* [Task to complete] Reproduce verbatim the passage below on measuring map distances from Brady to hypothetical state borders.

* [Passage provided]
○ ○ ○ ○
Assume that, instead of Texas, Brady is in the center of a state called "Circle-Radius 460." Then Brady, CR460" would be 460 km from every point on its border. If I measured fifty of these distances on the map of Circle wherein 1" equals 36 km with a precision of 0.2", I'd find fifty numbers, all approximately the same, say 12.8." The right-most digit would always be even, so its distribution would not be random. The next digit would be nearly always be "2," sometimes "3," so its distribution would not be random either.

What if Brady is the center of a state called "Ellipse-468/432," where the major axis is 936 km and the minor axis is 864 km? Then Brady, E468/432 would be 468 km from its most distant border, and 432 km from its nearest. If I measure fifty of these distances as before, I find fifty numbers, all between 13.0" and 12.0. As before, the right-most digit would always be even, so its distribution would not be random. The next digit would nearly always be "2," but a few times it would be "3" (as before), and it might even be "1" or "4." Thus, the second digit would not be randomly distributed either.

What if Brady is the center of a state called "Ellipse-576/288"? Now if I measure fifty of these distances as before, I find fifty numbers between 8.0" and 16.0." The right-most digit is still always even, so it is not random. The middle digit, if there is one, is 0 through 6, with 6 not appearing much. So these digits are not random either.

What if Brady is the center of a state called "Ellipse-108/1080"? Now the measurements are between 3.0" and 30.0" The right-most digit is still always even, so it is not random. The middle digit, if there is one, is 0 through 9, but they will not be randomly distributed unless I designed the experiment so that they would be. For example, if I made 25 measurements for border points that happened to be evenly spaced between 360 and 540 km from Brady, and another 25 that happened to be evenly spaced between 720 and 900 km from Brady, Chi-Square for the 50 middle digits would be about 50. This corresponds to an infinitesimally small probability that the middle digits are uniformly distributed, and could be used to support an accusation that the data were falsified when in fact they weren't. If, on the other hand, I made the 50 observations at points evenly spaced along the border, Chi-Square would be about .57.
○ ○ ○ ○
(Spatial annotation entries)
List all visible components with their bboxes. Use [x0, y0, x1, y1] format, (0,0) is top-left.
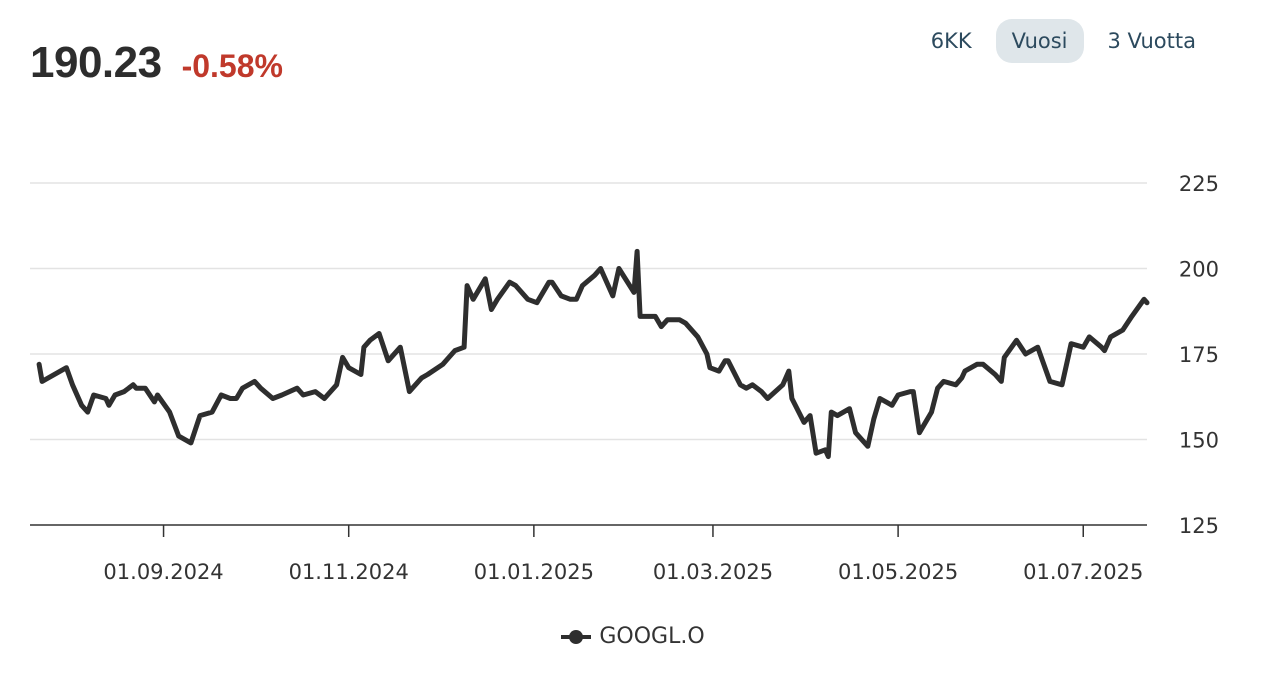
y-tick-label: 150 [1179, 429, 1219, 453]
series-line-googl [36, 248, 1150, 460]
quote-header: 190.23 -0.58% [30, 38, 283, 88]
x-tick-label: 01.09.2024 [103, 560, 223, 584]
y-tick-label: 175 [1179, 343, 1219, 367]
range-selector: 6KK Vuosi 3 Vuotta [915, 19, 1212, 63]
legend-label: GOOGL.O [599, 624, 705, 649]
x-tick-label: 01.05.2025 [838, 560, 958, 584]
legend-swatch [561, 629, 592, 644]
x-tick-label: 01.01.2025 [474, 560, 594, 584]
chart-legend: GOOGL.O [0, 624, 1266, 649]
y-tick-label: 125 [1179, 514, 1219, 538]
range-vuosi-button[interactable]: Vuosi [995, 19, 1084, 63]
price-change: -0.58% [181, 48, 283, 84]
x-tick-label: 01.07.2025 [1023, 560, 1143, 584]
x-tick-label: 01.11.2024 [289, 560, 409, 584]
y-tick-label: 200 [1179, 258, 1219, 282]
range-3-vuotta-button[interactable]: 3 Vuotta [1107, 29, 1196, 53]
current-price: 190.23 [30, 38, 162, 87]
range-6kk-button[interactable]: 6KK [930, 29, 972, 53]
y-tick-label: 225 [1179, 172, 1219, 196]
x-tick-label: 01.03.2025 [653, 560, 773, 584]
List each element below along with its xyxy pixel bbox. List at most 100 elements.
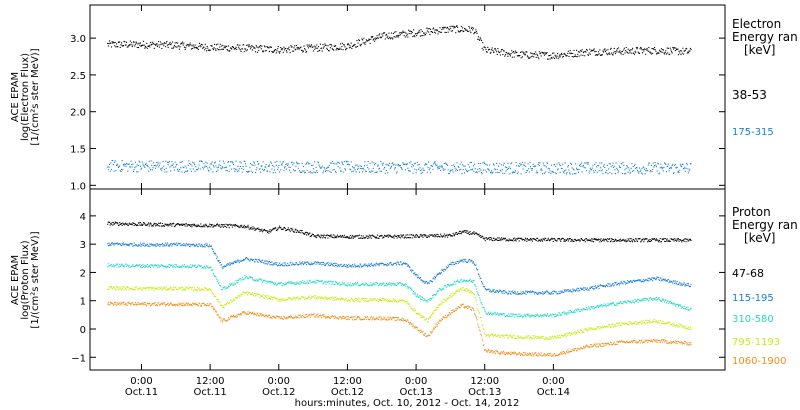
data-point [415,236,417,238]
data-point [229,47,231,49]
data-point [615,173,617,175]
data-point [457,279,459,281]
data-point [638,299,640,301]
data-point [470,32,472,34]
data-point [614,305,616,307]
data-point [272,264,274,266]
data-point [620,166,622,168]
data-point [306,263,308,265]
data-point [379,235,381,237]
data-point [597,165,599,167]
data-point [241,224,243,226]
data-point [221,289,223,291]
data-point [432,296,434,298]
data-point [287,163,289,165]
data-point [178,170,180,172]
data-point [214,225,216,227]
data-point [502,239,504,241]
data-point [457,281,459,283]
data-point [170,165,172,167]
data-point [226,302,228,304]
data-point [380,263,382,265]
data-point [550,238,552,240]
data-point [445,286,447,288]
data-point [416,294,418,296]
data-point [431,234,433,236]
data-point [606,169,608,171]
data-point [246,226,248,228]
data-point [430,31,432,33]
data-point [532,53,534,55]
data-point [260,294,262,296]
data-point [683,282,685,284]
data-point [152,287,154,289]
data-point [194,264,196,266]
data-point [201,267,203,269]
electron-ylabel-line1: ACE EPAM [10,72,21,122]
data-point [566,172,568,174]
data-point [271,50,273,52]
data-point [142,44,144,46]
data-point [273,50,275,52]
data-point [579,240,581,242]
data-point [445,26,447,28]
data-point [523,164,525,166]
data-point [298,263,300,265]
data-point [604,238,606,240]
data-point [606,284,608,286]
data-point [529,161,531,163]
data-point [117,223,119,225]
data-point [627,48,629,50]
data-point [491,312,493,314]
data-point [263,229,265,231]
data-point [471,233,473,235]
data-point [118,166,120,168]
data-point [522,51,524,53]
data-point [268,165,270,167]
data-point [520,57,522,59]
data-point [194,47,196,49]
data-point [408,170,410,172]
data-point [115,222,117,224]
proton-panel-frame [89,188,726,371]
data-point [530,239,532,241]
data-point [350,42,352,44]
data-point [326,166,328,168]
data-point [198,164,200,166]
data-point [666,302,668,304]
data-point [513,314,515,316]
data-point [290,227,292,229]
data-point [230,47,232,49]
data-point [124,163,126,165]
data-point [523,314,525,316]
data-point [227,286,229,288]
data-point [392,283,394,285]
data-point [542,52,544,54]
data-point [588,307,590,309]
data-point [587,163,589,165]
data-point [168,43,170,45]
data-point [175,243,177,245]
data-point [297,231,299,233]
data-point [601,54,603,56]
data-point [600,305,602,307]
proton-legend-series-1: 47-68 [732,267,764,280]
data-point [456,162,458,164]
data-point [166,40,168,42]
data-point [432,168,434,170]
data-point [181,244,183,246]
data-point [362,265,364,267]
data-point [385,284,387,286]
data-point [488,288,490,290]
data-point [149,46,151,48]
data-point [646,47,648,49]
data-point [174,287,176,289]
data-point [516,165,518,167]
data-point [635,47,637,49]
data-point [626,300,628,302]
data-point [601,306,603,308]
data-point [590,240,592,242]
data-point [414,162,416,164]
data-point [200,243,202,245]
data-point [475,267,477,269]
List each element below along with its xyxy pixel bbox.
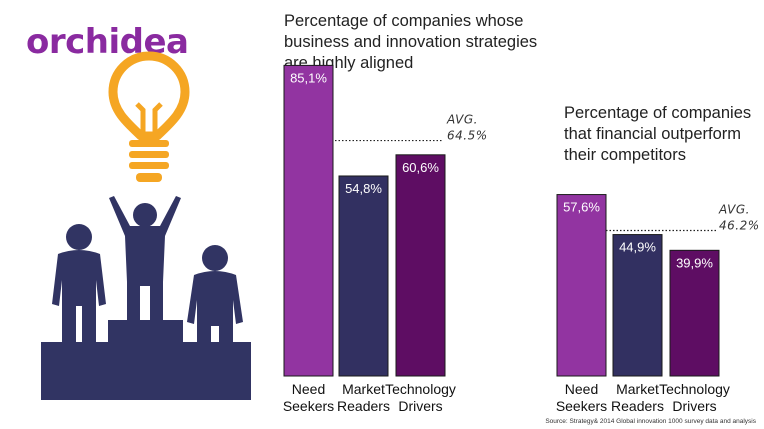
chart1-category-label-need-seekers-line1: Need [292, 381, 325, 397]
chart1-category-label-market-readers-line1: Market [342, 381, 385, 397]
chart1-category-label-need-seekers-line2: Seekers [283, 398, 334, 414]
chart1-value-label-market-readers: 54,8% [345, 181, 382, 196]
chart1-average-label-line1: AVG. [446, 113, 478, 127]
chart2-category-label-need-seekers-line2: Seekers [556, 398, 607, 414]
chart2-category-label-market-readers-line2: Readers [611, 398, 664, 414]
chart2-category-label-technology-drivers-line2: Drivers [672, 398, 716, 414]
chart2-average-label-line2: 46.2% [719, 218, 760, 232]
chart2-value-label-need-seekers: 57,6% [563, 200, 600, 215]
chart1-average-label-line2: 64.5% [447, 129, 488, 143]
chart1-category-label-technology-drivers-line2: Drivers [398, 398, 442, 414]
chart2-bar-need-seekers [556, 194, 607, 377]
chart1-value-label-need-seekers: 85,1% [290, 70, 327, 85]
person-center-icon [109, 196, 181, 320]
chart2-category-label-technology-drivers-line1: Technology [659, 381, 730, 397]
chart2-value-label-market-readers: 44,9% [619, 240, 656, 255]
chart2-bar-technology-drivers [669, 249, 720, 377]
chart1-category-label-market-readers-line2: Readers [337, 398, 390, 414]
chart2-category-label-need-seekers-line1: Need [565, 381, 598, 397]
chart1-bar-market-readers [338, 175, 389, 377]
podium-icon [41, 320, 251, 400]
chart2-value-label-technology-drivers: 39,9% [676, 255, 713, 270]
source-note: Source: Strategy& 2014 Global innovation… [545, 418, 756, 425]
chart2-title: Percentage of companies that financial o… [564, 104, 752, 164]
chart1-category-label-technology-drivers-line1: Technology [385, 381, 456, 397]
podium-illustration [41, 51, 251, 400]
chart1-bar-technology-drivers [395, 154, 446, 377]
chart2-average-label-line1: AVG. [718, 202, 750, 216]
chart1-bar-need-seekers [283, 64, 334, 377]
person-left-icon [52, 224, 106, 342]
person-right-icon [187, 245, 243, 362]
chart2-category-label-market-readers-line1: Market [616, 381, 659, 397]
lightbulb-icon [108, 51, 190, 182]
chart2-bar-market-readers [612, 234, 663, 377]
chart1-value-label-technology-drivers: 60,6% [402, 160, 439, 175]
○ ○ ○ ○
* [Written answer]
Assume that, instead of Texas, Brady is in the center of a state called "Circle-Radius 460." Then Brady, CR460" would be 460 km from every point on its border. If I measured fifty of these distances on the map of Circle wherein 1" equals 36 km with a precision of 0.2", I'd find fifty numbers, all approximately the same, say 12.8." The right-most digit would always be even, so its distribution would not be random. The next digit would be nearly always be "2," sometimes "3," so its distribution would not be random either.

What if Brady is the center of a state called "Ellipse-468/432," where the major axis is 936 km and the minor axis is 864 km? Then Brady, E468/432 would be 468 km from its most distant border, and 432 km from its nearest. If I measure fifty of these distances as before, I find fifty numbers, all between 13.0" and 12.0. As before, the right-most digit would always be even, so its distribution would not be random. The next digit would nearly always be "2," but a few times it would be "3" (as before), and it might even be "1" or "4." Thus, the second digit would not be randomly distributed either.

What if Brady is the center of a state called "Ellipse-576/288"? Now if I measure fifty of these distances as before, I find fifty numbers between 8.0" and 16.0." The right-most digit is still always even, so it is not random. The middle digit, if there is one, is 0 through 6, with 6 not appearing much. So these digits are not random either.

What if Brady is the center of a state called "Ellipse-108/1080"? Now the measurements are between 3.0" and 30.0" The right-most digit is still always even, so it is not random. The middle digit, if there is one, is 0 through 9, but they will not be randomly distributed unless I designed the experiment so that they would be. For example, if I made 25 measurements for border points that happened to be evenly spaced between 360 and 540 km from Brady, and another 25 that happened to be evenly spaced between 720 and 900 km from Brady, Chi-Square for the 50 middle digits would be about 50. This corresponds to an infinitesimally small probability that the middle digits are uniformly distributed, and could be used to support an accusation that the data were falsified when in fact they weren't. If, on the other hand, I made the 50 observations at points evenly spaced along the border, Chi-Square would be about .57.